(Figure content listings)
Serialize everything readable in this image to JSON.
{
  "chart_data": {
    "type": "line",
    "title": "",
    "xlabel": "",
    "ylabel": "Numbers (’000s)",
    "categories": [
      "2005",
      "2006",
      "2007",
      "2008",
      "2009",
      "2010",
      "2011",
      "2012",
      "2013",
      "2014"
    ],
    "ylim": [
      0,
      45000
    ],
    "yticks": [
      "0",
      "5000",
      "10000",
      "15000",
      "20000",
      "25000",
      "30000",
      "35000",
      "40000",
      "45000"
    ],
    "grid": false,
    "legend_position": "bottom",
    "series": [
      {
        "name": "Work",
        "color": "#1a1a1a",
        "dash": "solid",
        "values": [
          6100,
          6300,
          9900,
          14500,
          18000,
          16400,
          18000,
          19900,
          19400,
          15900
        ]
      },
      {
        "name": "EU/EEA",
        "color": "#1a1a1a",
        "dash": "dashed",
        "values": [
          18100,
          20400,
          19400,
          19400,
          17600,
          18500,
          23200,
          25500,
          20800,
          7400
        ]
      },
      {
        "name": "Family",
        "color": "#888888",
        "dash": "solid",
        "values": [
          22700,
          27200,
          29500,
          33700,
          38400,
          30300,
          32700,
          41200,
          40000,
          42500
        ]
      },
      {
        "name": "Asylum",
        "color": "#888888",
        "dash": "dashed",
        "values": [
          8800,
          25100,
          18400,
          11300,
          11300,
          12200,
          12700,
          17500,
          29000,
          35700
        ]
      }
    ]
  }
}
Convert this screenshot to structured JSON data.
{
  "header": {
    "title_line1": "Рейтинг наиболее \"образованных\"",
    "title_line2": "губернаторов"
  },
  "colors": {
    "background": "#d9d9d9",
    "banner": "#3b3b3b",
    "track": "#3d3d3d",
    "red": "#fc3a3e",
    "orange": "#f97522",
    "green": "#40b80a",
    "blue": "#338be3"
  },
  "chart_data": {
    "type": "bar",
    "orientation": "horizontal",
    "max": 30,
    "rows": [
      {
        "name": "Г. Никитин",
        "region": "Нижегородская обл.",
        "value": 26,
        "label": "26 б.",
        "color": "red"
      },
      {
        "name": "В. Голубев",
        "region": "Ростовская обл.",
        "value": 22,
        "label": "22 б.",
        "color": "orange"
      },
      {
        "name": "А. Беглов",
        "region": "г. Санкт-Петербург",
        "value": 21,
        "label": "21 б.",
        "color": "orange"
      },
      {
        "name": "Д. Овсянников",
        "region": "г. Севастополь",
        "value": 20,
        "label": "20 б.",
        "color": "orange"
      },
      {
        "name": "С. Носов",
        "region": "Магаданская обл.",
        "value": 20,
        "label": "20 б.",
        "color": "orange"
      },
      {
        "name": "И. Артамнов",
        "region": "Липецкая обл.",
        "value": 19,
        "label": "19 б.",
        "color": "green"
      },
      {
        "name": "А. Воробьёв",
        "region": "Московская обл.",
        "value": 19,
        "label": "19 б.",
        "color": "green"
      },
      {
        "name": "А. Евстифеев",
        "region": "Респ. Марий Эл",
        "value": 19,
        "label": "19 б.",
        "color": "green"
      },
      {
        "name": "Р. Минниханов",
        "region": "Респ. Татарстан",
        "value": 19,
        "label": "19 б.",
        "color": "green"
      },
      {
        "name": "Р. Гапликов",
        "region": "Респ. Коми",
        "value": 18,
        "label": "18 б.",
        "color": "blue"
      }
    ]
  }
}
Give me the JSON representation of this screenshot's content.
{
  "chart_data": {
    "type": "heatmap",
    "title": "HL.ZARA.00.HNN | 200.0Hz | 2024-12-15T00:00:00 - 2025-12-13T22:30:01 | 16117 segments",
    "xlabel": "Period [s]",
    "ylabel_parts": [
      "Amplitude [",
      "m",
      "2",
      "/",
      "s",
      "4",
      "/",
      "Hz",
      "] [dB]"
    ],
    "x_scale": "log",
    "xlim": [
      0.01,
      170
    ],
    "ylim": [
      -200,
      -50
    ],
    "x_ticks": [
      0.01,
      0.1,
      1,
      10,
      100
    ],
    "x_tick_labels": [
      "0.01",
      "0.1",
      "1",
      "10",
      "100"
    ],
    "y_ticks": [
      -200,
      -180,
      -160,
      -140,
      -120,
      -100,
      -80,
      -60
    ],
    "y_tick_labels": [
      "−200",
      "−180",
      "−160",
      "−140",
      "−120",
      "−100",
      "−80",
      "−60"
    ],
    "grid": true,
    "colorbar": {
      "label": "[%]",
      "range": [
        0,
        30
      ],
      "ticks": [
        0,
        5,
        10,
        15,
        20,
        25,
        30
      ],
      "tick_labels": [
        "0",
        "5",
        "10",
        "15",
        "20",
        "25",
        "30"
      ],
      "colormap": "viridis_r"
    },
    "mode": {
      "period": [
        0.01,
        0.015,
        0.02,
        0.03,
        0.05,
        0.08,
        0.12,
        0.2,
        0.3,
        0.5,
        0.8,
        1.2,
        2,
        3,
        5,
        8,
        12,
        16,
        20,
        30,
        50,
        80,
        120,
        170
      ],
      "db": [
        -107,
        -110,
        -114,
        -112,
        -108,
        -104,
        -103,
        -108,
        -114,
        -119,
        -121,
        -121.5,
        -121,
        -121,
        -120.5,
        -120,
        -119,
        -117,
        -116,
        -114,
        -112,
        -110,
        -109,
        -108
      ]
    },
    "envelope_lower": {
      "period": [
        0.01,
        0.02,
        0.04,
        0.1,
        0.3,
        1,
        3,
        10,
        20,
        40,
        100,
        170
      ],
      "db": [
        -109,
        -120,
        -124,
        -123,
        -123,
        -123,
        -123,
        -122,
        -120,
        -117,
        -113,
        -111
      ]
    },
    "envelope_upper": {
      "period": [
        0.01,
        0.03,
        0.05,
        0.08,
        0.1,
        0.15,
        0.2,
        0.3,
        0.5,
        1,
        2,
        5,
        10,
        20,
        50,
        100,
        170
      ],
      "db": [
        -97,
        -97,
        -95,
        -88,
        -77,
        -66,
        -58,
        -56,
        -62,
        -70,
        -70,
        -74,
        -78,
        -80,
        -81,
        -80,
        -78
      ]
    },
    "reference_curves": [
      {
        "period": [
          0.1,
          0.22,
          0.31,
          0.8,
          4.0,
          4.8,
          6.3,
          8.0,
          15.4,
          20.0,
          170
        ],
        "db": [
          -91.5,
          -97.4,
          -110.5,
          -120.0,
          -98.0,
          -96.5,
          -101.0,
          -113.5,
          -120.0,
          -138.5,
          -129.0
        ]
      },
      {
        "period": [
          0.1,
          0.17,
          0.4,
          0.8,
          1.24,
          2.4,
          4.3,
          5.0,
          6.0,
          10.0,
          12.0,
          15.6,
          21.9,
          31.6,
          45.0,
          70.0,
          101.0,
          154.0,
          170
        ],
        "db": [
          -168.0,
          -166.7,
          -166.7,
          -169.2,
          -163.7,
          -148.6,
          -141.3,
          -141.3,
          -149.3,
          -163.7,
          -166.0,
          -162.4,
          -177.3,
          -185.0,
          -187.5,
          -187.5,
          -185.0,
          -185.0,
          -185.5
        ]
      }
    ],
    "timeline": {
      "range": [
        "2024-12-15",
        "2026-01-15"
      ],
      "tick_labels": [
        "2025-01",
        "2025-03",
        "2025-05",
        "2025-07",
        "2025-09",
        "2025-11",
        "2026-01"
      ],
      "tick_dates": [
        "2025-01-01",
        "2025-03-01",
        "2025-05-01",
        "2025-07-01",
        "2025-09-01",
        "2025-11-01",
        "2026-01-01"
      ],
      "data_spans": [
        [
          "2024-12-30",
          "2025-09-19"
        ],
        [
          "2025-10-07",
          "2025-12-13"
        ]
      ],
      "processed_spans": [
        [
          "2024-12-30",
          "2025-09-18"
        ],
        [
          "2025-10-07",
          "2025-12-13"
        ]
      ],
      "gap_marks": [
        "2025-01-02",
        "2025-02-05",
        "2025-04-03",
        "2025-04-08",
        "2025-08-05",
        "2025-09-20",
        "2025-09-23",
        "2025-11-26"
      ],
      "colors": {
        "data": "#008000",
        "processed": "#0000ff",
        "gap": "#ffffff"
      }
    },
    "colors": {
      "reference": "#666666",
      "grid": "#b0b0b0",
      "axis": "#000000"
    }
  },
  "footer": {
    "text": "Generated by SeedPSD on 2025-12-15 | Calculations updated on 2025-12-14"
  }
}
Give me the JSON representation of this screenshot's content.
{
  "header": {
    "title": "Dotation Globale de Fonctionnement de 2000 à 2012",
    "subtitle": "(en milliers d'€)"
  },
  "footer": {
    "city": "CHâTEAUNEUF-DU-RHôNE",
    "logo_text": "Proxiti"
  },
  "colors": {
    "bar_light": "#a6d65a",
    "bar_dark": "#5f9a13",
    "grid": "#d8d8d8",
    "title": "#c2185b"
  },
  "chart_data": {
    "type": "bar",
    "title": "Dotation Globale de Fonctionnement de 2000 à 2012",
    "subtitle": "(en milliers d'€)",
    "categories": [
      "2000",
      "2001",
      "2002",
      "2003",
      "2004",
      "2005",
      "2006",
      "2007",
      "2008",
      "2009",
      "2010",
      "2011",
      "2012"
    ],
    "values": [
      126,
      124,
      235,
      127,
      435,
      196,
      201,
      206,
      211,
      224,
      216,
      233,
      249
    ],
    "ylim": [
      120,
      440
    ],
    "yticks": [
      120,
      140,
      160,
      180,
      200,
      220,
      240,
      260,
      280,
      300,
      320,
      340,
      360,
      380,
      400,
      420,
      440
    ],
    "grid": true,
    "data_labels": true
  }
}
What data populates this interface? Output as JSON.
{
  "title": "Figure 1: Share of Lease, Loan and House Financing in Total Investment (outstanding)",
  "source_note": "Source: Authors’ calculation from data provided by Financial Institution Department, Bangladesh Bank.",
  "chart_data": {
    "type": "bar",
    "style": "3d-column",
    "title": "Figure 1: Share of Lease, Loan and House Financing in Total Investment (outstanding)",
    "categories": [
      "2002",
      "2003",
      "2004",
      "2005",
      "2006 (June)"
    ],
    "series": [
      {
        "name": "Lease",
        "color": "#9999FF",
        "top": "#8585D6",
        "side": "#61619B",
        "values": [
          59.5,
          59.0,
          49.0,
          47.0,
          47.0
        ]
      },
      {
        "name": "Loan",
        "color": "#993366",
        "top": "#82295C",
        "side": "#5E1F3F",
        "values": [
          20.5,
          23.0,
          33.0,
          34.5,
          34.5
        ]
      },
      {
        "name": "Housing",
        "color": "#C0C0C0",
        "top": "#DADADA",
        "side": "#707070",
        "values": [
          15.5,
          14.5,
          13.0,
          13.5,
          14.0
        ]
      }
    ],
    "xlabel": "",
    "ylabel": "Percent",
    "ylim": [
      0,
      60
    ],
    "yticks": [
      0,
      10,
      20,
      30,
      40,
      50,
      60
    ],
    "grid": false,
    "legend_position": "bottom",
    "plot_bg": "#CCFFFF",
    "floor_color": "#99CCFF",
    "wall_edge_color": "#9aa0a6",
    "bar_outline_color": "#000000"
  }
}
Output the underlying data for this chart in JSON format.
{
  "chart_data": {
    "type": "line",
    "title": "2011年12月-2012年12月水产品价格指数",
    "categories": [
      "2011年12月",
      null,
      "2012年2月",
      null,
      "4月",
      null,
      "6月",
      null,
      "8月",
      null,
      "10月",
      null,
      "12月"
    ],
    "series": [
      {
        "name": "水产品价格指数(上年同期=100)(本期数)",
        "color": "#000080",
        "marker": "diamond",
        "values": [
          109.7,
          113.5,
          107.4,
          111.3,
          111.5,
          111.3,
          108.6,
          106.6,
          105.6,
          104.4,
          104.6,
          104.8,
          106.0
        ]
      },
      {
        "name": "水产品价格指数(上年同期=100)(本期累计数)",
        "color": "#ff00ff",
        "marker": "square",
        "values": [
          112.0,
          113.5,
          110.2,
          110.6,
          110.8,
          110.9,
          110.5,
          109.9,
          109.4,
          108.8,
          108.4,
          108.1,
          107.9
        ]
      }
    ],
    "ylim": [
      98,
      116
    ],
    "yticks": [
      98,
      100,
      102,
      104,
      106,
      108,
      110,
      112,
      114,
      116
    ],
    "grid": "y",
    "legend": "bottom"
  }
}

**WORK REQUIRED**
Filter the listing above by the word "上年同期"; copy each line that passes.

**EXERCISE OUTPUT**
        "name": "水产品价格指数(上年同期=100)(本期数)",
        "name": "水产品价格指数(上年同期=100)(本期累计数)",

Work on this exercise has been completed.